## AUFGABENSTELLUNG 1
Wie lang wurde der Stau, der sich nach dem im Artikel über Lkw-Unfälle geschilderten Zusammenstoß bildete?
## AUFGABENSTELLUNG 2
Zähle, wie viele Zeilen der Einträge die Zeichenfolge "приложение" enthalten, und nenne ausschließlich diese Zahl.

## TEXTAUSZUG
Lkw-Unfälle trotz modernster Technik Trügerische Sicherheit

Sachsen / Wilsdruff: Am 06.03.2020 kam es gegen 11.15 Uhr der BAB 4, zwischen der AS Wilsdruff und dem AD Dresden-West zu einem Verkehrsunfall. In Höhe der Raststätte „Dresdner Tor“ war ein polnischer Sattelzug Scania auf einen vorausfahrenden Sattelzug Volvo aufgefahren. Der polnische versuchte noch mit seinem, mit Keksen beladenen LKW auszuweichen, prallte aber mit der Fahrerseite auf den Auflieger des Unfallgegners. Der LKW-Fahrer wurde bei dem Aufprall verletzt. Jedoch konnte er sich aus dem total zerstörten Fahrerhaus selbständig befreien. Der Trucker wurde ins Krankenhaus eingeliefert. Der Rettungshubschrauber „Christoph 38“ brachte den Notarzt an die Unfallstelle. Die Feuerwehr nahm die ausgetretenen Betriebsstoffe auf und pumpte den Diesel aus dem LKW ab. Im Einsatz waren die Freiwilligen Feuerwehren Wilsdruff, Grumbach, Kesselsdorf, Kaufbach, Klipphausen, Hühndorf und Sora.  Die Autobahn war in Richtung Dresden zeitweise gesperrt. Später wurde der Verkehr an der Unfallstelle vorbeigeleitet. Es bildete sich ein über 10 Kilometer langer Stau. Die Polizei ermittelt zur Unfallursache. Foto: Roland Halkasch 7 Bilder

Es gibt mittlerweile immer mehr Lkw mit modernen Notbremsassistenten auf deutschen Autobahnen. Trotzdem steigt dort die Zahl der Auffahrunfälle mit verletzten und toten Lkw-Fahrern. Liegt es an der Technik, die noch nicht ausgereift ist, oder an den Fahrern, die mit der Technik nicht umgehen können?

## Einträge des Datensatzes
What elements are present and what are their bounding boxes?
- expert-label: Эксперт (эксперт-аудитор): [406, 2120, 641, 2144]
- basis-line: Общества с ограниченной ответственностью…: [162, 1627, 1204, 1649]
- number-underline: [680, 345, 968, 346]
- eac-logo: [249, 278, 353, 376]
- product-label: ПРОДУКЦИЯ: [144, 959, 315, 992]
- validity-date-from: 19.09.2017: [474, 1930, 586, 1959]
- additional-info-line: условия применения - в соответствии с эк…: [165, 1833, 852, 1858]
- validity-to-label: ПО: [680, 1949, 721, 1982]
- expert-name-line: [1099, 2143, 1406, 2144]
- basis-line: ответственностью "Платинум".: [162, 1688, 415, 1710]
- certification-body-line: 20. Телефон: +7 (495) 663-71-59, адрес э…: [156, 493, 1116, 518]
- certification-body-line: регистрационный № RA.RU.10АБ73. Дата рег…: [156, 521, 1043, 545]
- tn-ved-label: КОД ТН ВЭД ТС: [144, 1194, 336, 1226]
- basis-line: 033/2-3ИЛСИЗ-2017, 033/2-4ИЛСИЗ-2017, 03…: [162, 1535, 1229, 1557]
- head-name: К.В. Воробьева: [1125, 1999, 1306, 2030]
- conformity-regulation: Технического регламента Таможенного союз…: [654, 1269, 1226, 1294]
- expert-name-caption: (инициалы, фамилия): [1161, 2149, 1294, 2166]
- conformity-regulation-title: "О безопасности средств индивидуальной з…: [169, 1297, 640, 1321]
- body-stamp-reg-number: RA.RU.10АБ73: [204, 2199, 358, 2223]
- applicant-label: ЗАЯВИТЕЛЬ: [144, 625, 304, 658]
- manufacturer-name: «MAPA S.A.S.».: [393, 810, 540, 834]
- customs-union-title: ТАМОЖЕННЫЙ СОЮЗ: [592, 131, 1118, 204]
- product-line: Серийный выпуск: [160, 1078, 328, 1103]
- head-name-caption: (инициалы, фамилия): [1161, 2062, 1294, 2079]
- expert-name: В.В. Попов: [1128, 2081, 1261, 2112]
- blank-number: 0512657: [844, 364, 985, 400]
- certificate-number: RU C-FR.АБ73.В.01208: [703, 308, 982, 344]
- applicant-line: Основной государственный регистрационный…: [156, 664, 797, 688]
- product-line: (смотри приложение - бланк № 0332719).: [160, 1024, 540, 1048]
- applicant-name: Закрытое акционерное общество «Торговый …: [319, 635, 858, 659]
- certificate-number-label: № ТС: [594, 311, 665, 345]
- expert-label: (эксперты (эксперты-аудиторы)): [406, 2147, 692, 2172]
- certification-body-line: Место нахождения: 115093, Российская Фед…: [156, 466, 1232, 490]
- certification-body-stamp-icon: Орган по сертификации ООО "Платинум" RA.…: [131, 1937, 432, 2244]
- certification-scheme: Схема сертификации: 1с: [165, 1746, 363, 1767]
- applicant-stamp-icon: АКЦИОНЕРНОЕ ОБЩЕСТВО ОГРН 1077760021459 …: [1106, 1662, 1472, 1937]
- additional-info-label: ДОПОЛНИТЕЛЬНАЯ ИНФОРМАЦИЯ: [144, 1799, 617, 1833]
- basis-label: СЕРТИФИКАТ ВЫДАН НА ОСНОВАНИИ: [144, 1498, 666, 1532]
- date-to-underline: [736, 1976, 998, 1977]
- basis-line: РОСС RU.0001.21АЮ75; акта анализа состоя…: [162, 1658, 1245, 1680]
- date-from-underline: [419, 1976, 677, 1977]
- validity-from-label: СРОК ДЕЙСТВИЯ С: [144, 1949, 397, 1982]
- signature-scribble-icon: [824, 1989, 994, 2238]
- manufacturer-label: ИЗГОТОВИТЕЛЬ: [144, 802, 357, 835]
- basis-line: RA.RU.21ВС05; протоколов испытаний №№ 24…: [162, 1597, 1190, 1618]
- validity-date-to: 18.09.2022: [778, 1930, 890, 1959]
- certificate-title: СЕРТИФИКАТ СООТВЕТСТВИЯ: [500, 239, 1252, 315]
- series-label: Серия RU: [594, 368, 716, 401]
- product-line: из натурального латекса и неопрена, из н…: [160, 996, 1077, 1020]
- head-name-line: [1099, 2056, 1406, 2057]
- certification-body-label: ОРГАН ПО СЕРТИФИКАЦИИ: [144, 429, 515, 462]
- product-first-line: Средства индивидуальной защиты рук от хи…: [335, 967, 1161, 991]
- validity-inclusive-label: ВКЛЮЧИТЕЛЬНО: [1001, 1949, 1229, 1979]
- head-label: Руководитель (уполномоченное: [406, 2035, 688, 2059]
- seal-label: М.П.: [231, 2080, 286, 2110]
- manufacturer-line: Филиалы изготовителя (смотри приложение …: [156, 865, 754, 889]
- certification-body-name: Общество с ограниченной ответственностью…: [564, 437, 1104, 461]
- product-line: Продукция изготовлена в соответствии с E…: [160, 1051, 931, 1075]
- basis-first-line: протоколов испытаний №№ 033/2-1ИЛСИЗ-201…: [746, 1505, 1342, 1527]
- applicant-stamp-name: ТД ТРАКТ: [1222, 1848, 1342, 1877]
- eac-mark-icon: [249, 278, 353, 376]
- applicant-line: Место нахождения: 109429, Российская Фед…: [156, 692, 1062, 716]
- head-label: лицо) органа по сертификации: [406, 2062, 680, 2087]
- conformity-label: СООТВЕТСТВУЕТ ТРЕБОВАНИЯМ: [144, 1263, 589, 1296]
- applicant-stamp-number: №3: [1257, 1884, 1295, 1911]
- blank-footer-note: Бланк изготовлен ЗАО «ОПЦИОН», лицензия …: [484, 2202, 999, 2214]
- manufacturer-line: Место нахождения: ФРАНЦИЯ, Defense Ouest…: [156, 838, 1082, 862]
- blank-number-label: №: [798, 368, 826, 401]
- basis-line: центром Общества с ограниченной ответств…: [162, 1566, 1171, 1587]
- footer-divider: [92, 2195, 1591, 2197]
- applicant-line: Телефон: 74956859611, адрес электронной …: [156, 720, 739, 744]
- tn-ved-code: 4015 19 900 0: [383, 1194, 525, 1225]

## ERWARTETE AUSGABE 1
Der Stau war über 10 Kilometer lang.

## ERWARTETE AUSGABE 2
2